▸ **TASK INPUTS**:
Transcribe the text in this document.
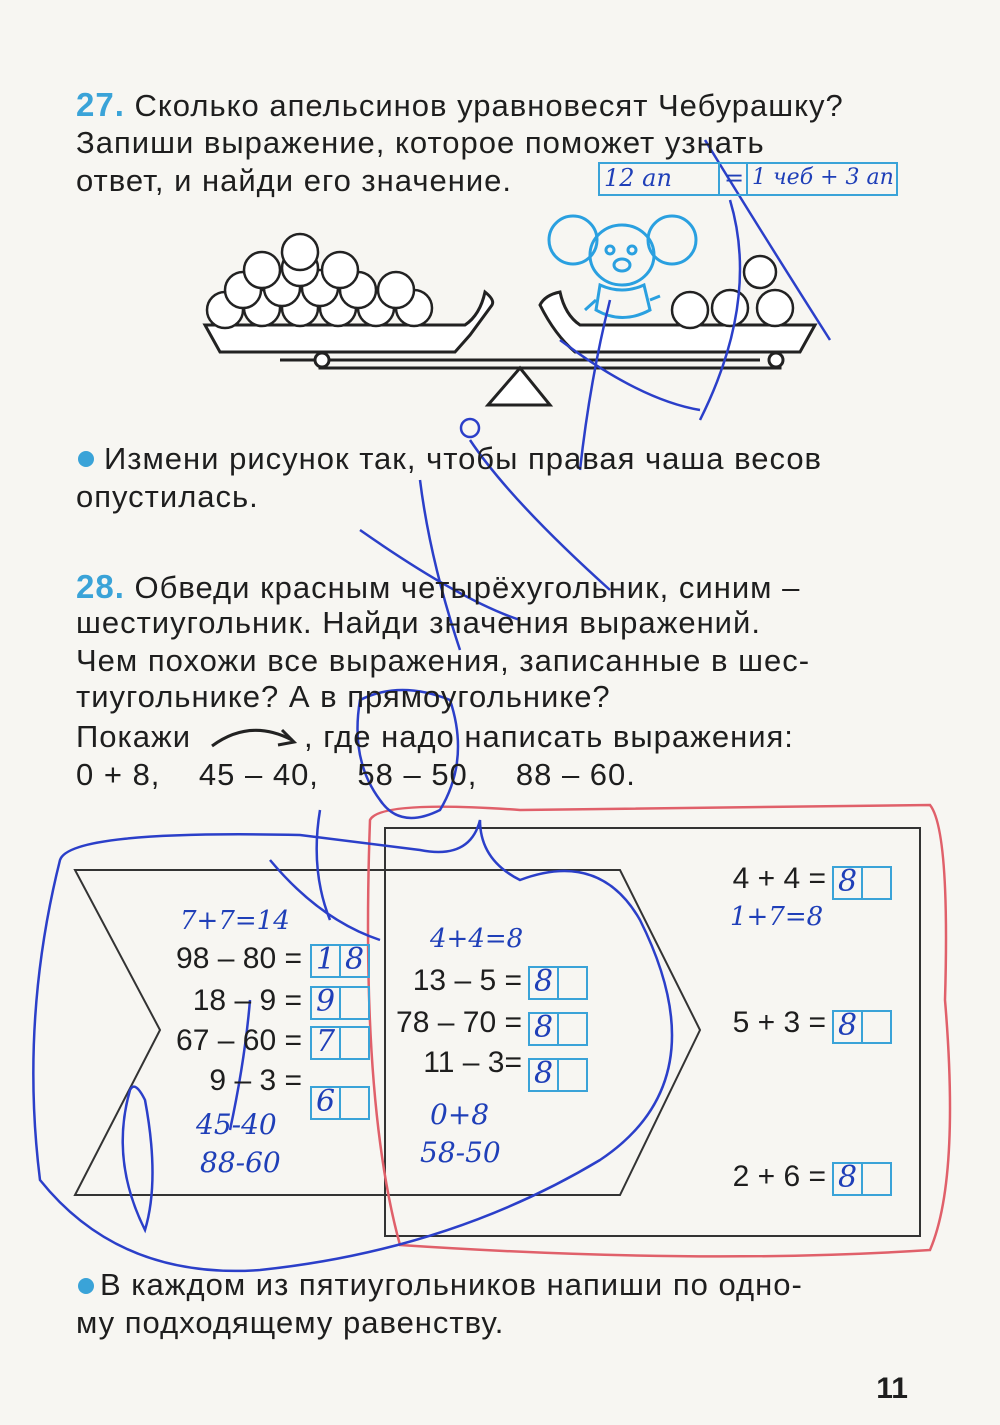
27. Сколько апельсинов уравновесят Чебурашку?
Запиши выражение, которое поможет узнать
ответ, и найди его значение.	12 ап = 1 чеб + 3 ап
Измени рисунок так, чтобы правая чаша весов
опустилась.
28. Обведи красным четырёхугольник, синим –
шестиугольник. Найди значения выражений.
Чем похожи все выражения, записанные в шес-
тиугольнике? А в прямоугольнике?
Покажи	, где надо написать выражения:
0 + 8,    45 – 40,    58 – 50,    88 – 60.
7+7=14
98 – 80 = 1 8
18 – 9 = 9
67 – 60 = 7
9 – 3 =
6
45-40
88-60
4+4=8
13 – 5 = 8
78 – 70 = 8
11 – 3= 8
0+8
58-50
4 + 4 = 8
1+7=8
5 + 3 = 8
2 + 6 = 8
В каждом из пятиугольников напиши по одно-
му подходящему равенству.
11
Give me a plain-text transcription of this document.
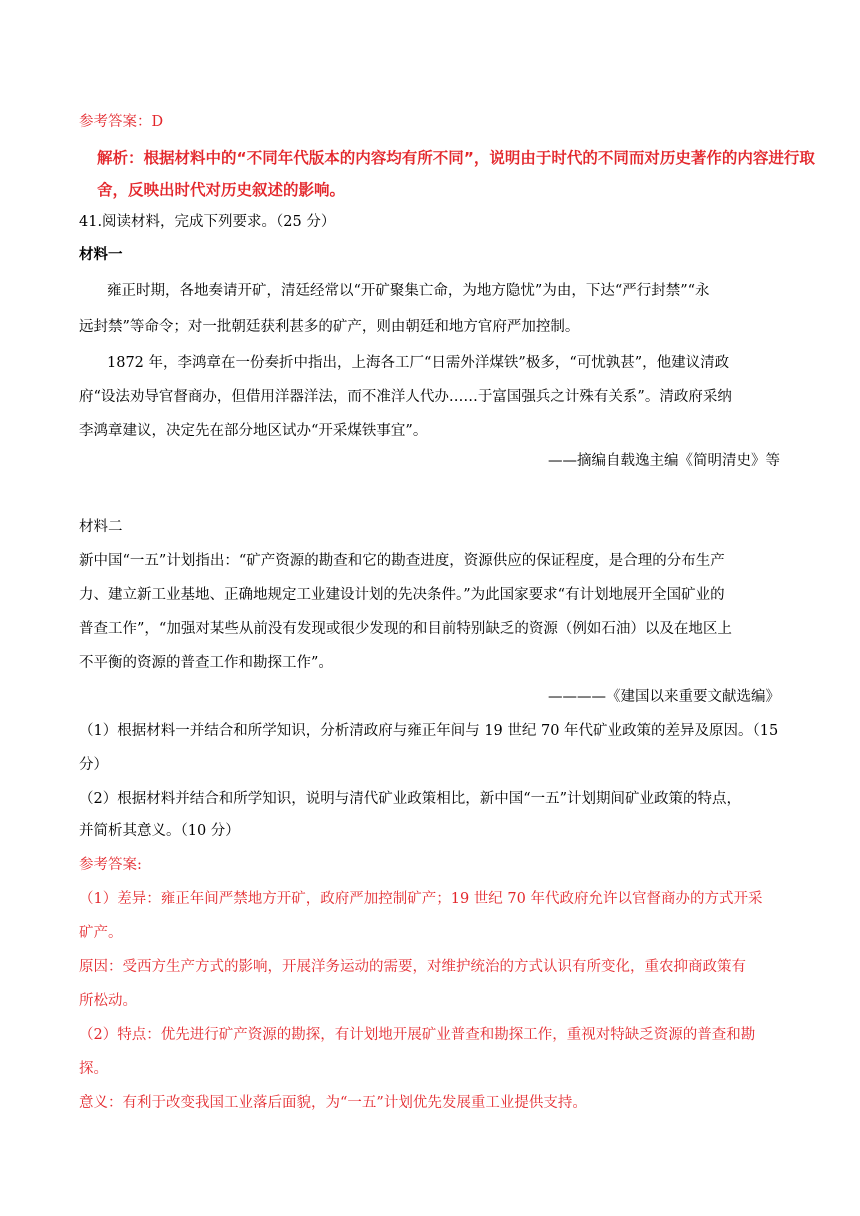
参考答案：D
解析：根据材料中的“不同年代版本的内容均有所不同”，说明由于时代的不同而对历史著作的内容进行取
舍，反映出时代对历史叙述的影响。
41.阅读材料，完成下列要求。（25 分）
材料一
雍正时期，各地奏请开矿，清廷经常以“开矿聚集亡命，为地方隐忧”为由，下达“严行封禁”“永
远封禁”等命令；对一批朝廷获利甚多的矿产，则由朝廷和地方官府严加控制。
1872 年，李鸿章在一份奏折中指出，上海各工厂“日需外洋煤铁”极多，“可忧孰甚”，他建议清政
府“设法劝导官督商办，但借用洋器洋法，而不准洋人代办……于富国强兵之计殊有关系”。清政府采纳
李鸿章建议，决定先在部分地区试办“开采煤铁事宜”。
——摘编自载逸主编《简明清史》等
材料二
新中国“一五”计划指出：“矿产资源的勘查和它的勘查进度，资源供应的保证程度，是合理的分布生产
力、建立新工业基地、正确地规定工业建设计划的先决条件。”为此国家要求“有计划地展开全国矿业的
普查工作”，“加强对某些从前没有发现或很少发现的和目前特别缺乏的资源（例如石油）以及在地区上
不平衡的资源的普查工作和勘探工作”。
————《建国以来重要文献选编》
（1）根据材料一并结合和所学知识，分析清政府与雍正年间与 19 世纪 70 年代矿业政策的差异及原因。（15
分）
（2）根据材料并结合和所学知识，说明与清代矿业政策相比，新中国“一五”计划期间矿业政策的特点，
并简析其意义。（10 分）
参考答案:
（1）差异：雍正年间严禁地方开矿，政府严加控制矿产；19 世纪 70 年代政府允许以官督商办的方式开采
矿产。
原因：受西方生产方式的影响，开展洋务运动的需要，对维护统治的方式认识有所变化，重农抑商政策有
所松动。
（2）特点：优先进行矿产资源的勘探，有计划地开展矿业普查和勘探工作，重视对特缺乏资源的普查和勘
探。
意义：有利于改变我国工业落后面貌，为“一五”计划优先发展重工业提供支持。
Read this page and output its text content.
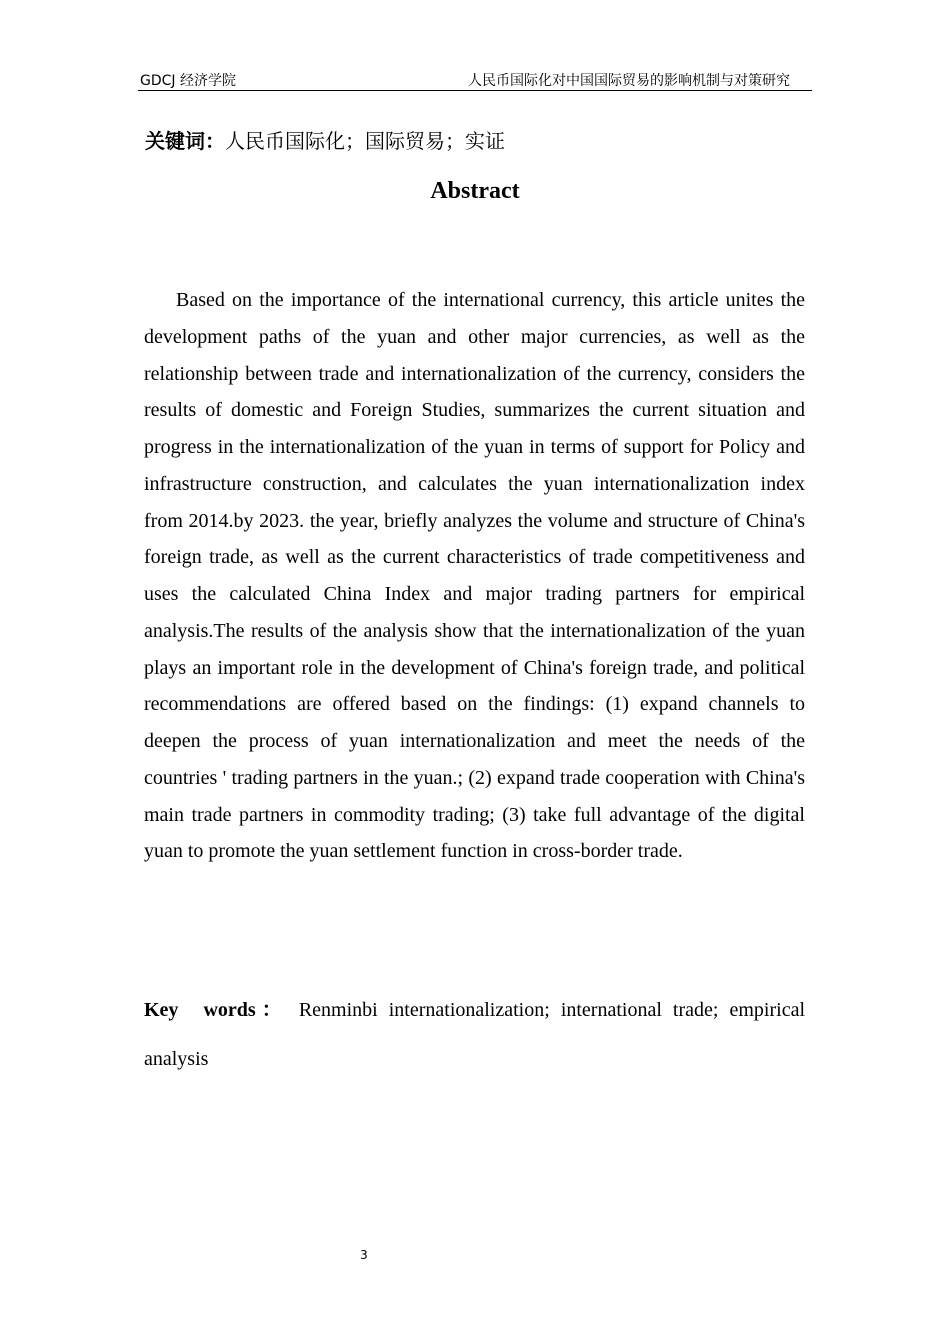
GDCJ 经济学院	人民币国际化对中国国际贸易的影响机制与对策研究
关键词：人民币国际化；国际贸易；实证
Abstract

Based on the importance of the international currency, this article unites the development paths of the yuan and other major currencies, as well as the relationship between trade and internationalization of the currency, considers the results of domestic and Foreign Studies, summarizes the current situation and progress in the internationalization of the yuan in terms of support for Policy and infrastructure construction, and calculates the yuan internationalization index from 2014.by 2023. the year, briefly analyzes the volume and structure of China's foreign trade, as well as the current characteristics of trade competitiveness and uses the calculated China Index and major trading partners for empirical analysis.The results of the analysis show that the internationalization of the yuan plays an important role in the development of China's foreign trade, and political recommendations are offered based on the findings: (1) expand channels to deepen the process of yuan internationalization and meet the needs of the countries ' trading partners in the yuan.; (2) expand trade cooperation with China's main trade partners in commodity trading; (3) take full advantage of the digital yuan to promote the yuan settlement function in cross-border trade.

Key words： Renminbi internationalization; international trade; empirical analysis

3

▸ **WHAT THE TASK REQUIRES**:
Quote each entry above verbatim and drop the pictures.

▸ **CORRECT RESULT**:
Transcribe the text in this document.
27. Сколько апельсинов уравновесят Чебурашку?
Запиши выражение, которое поможет узнать
ответ, и найди его значение.	12 ап = 1 чеб + 3 ап
Измени рисунок так, чтобы правая чаша весов
опустилась.
28. Обведи красным четырёхугольник, синим –
шестиугольник. Найди значения выражений.
Чем похожи все выражения, записанные в шес-
тиугольнике? А в прямоугольнике?
Покажи	, где надо написать выражения:
0 + 8,    45 – 40,    58 – 50,    88 – 60.
7+7=14
98 – 80 = 1 8
18 – 9 = 9
67 – 60 = 7
9 – 3 =
6
45-40
88-60
4+4=8
13 – 5 = 8
78 – 70 = 8
11 – 3= 8
0+8
58-50
4 + 4 = 8
1+7=8
5 + 3 = 8
2 + 6 = 8
В каждом из пятиугольников напиши по одно-
му подходящему равенству.
11
Give me a plain-text transcription of this document.
参考答案：D
解析：根据材料中的“不同年代版本的内容均有所不同”，说明由于时代的不同而对历史著作的内容进行取
舍，反映出时代对历史叙述的影响。
41.阅读材料，完成下列要求。（25 分）
材料一
雍正时期，各地奏请开矿，清廷经常以“开矿聚集亡命，为地方隐忧”为由，下达“严行封禁”“永
远封禁”等命令；对一批朝廷获利甚多的矿产，则由朝廷和地方官府严加控制。
1872 年，李鸿章在一份奏折中指出，上海各工厂“日需外洋煤铁”极多，“可忧孰甚”，他建议清政
府“设法劝导官督商办，但借用洋器洋法，而不准洋人代办……于富国强兵之计殊有关系”。清政府采纳
李鸿章建议，决定先在部分地区试办“开采煤铁事宜”。
——摘编自载逸主编《简明清史》等
材料二
新中国“一五”计划指出：“矿产资源的勘查和它的勘查进度，资源供应的保证程度，是合理的分布生产
力、建立新工业基地、正确地规定工业建设计划的先决条件。”为此国家要求“有计划地展开全国矿业的
普查工作”，“加强对某些从前没有发现或很少发现的和目前特别缺乏的资源（例如石油）以及在地区上
不平衡的资源的普查工作和勘探工作”。
————《建国以来重要文献选编》
（1）根据材料一并结合和所学知识，分析清政府与雍正年间与 19 世纪 70 年代矿业政策的差异及原因。（15
分）
（2）根据材料并结合和所学知识，说明与清代矿业政策相比，新中国“一五”计划期间矿业政策的特点，
并简析其意义。（10 分）
参考答案:
（1）差异：雍正年间严禁地方开矿，政府严加控制矿产；19 世纪 70 年代政府允许以官督商办的方式开采
矿产。
原因：受西方生产方式的影响，开展洋务运动的需要，对维护统治的方式认识有所变化，重农抑商政策有
所松动。
（2）特点：优先进行矿产资源的勘探，有计划地开展矿业普查和勘探工作，重视对特缺乏资源的普查和勘
探。
意义：有利于改变我国工业落后面貌，为“一五”计划优先发展重工业提供支持。
Read this page and output its text content.
GDCJ 经济学院	人民币国际化对中国国际贸易的影响机制与对策研究
关键词：人民币国际化；国际贸易；实证
Abstract

Based on the importance of the international currency, this article unites the development paths of the yuan and other major currencies, as well as the relationship between trade and internationalization of the currency, considers the results of domestic and Foreign Studies, summarizes the current situation and progress in the internationalization of the yuan in terms of support for Policy and infrastructure construction, and calculates the yuan internationalization index from 2014.by 2023. the year, briefly analyzes the volume and structure of China's foreign trade, as well as the current characteristics of trade competitiveness and uses the calculated China Index and major trading partners for empirical analysis.The results of the analysis show that the internationalization of the yuan plays an important role in the development of China's foreign trade, and political recommendations are offered based on the findings: (1) expand channels to deepen the process of yuan internationalization and meet the needs of the countries ' trading partners in the yuan.; (2) expand trade cooperation with China's main trade partners in commodity trading; (3) take full advantage of the digital yuan to promote the yuan settlement function in cross-border trade.

Key words： Renminbi internationalization; international trade; empirical analysis

3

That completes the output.